**TASK TO CARRY OUT**
Each line below should be reproduced without any alteration.

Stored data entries
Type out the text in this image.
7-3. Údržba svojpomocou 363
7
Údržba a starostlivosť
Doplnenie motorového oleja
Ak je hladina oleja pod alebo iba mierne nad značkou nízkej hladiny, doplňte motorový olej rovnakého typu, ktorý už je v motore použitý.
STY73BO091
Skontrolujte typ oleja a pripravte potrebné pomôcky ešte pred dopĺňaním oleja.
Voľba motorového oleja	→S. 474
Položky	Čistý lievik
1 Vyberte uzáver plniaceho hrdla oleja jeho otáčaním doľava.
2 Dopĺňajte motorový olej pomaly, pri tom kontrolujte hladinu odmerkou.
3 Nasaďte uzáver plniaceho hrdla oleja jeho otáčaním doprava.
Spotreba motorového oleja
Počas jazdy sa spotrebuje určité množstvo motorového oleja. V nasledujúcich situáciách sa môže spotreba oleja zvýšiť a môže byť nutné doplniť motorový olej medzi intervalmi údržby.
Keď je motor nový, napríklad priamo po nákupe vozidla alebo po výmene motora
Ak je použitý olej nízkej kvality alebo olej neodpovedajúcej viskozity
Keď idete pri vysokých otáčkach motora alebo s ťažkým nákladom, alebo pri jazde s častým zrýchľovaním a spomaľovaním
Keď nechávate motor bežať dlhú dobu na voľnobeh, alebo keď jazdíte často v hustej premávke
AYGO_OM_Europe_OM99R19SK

**RESPONSE FOR THIS EXERCISE**
Type out the text in this image.
7-3. Údržba svojpomocou 363
7
Údržba a starostlivosť
Doplnenie motorového oleja
Ak je hladina oleja pod alebo iba mierne nad značkou nízkej hladiny, doplňte motorový olej rovnakého typu, ktorý už je v motore použitý.
STY73BO091
Skontrolujte typ oleja a pripravte potrebné pomôcky ešte pred dopĺňaním oleja.
Voľba motorového oleja	→S. 474
Položky	Čistý lievik
1 Vyberte uzáver plniaceho hrdla oleja jeho otáčaním doľava.
2 Dopĺňajte motorový olej pomaly, pri tom kontrolujte hladinu odmerkou.
3 Nasaďte uzáver plniaceho hrdla oleja jeho otáčaním doprava.
Spotreba motorového oleja
Počas jazdy sa spotrebuje určité množstvo motorového oleja. V nasledujúcich situáciách sa môže spotreba oleja zvýšiť a môže byť nutné doplniť motorový olej medzi intervalmi údržby.
Keď je motor nový, napríklad priamo po nákupe vozidla alebo po výmene motora
Ak je použitý olej nízkej kvality alebo olej neodpovedajúcej viskozity
Keď idete pri vysokých otáčkach motora alebo s ťažkým nákladom, alebo pri jazde s častým zrýchľovaním a spomaľovaním
Keď nechávate motor bežať dlhú dobu na voľnobeh, alebo keď jazdíte často v hustej premávke
AYGO_OM_Europe_OM99R19SK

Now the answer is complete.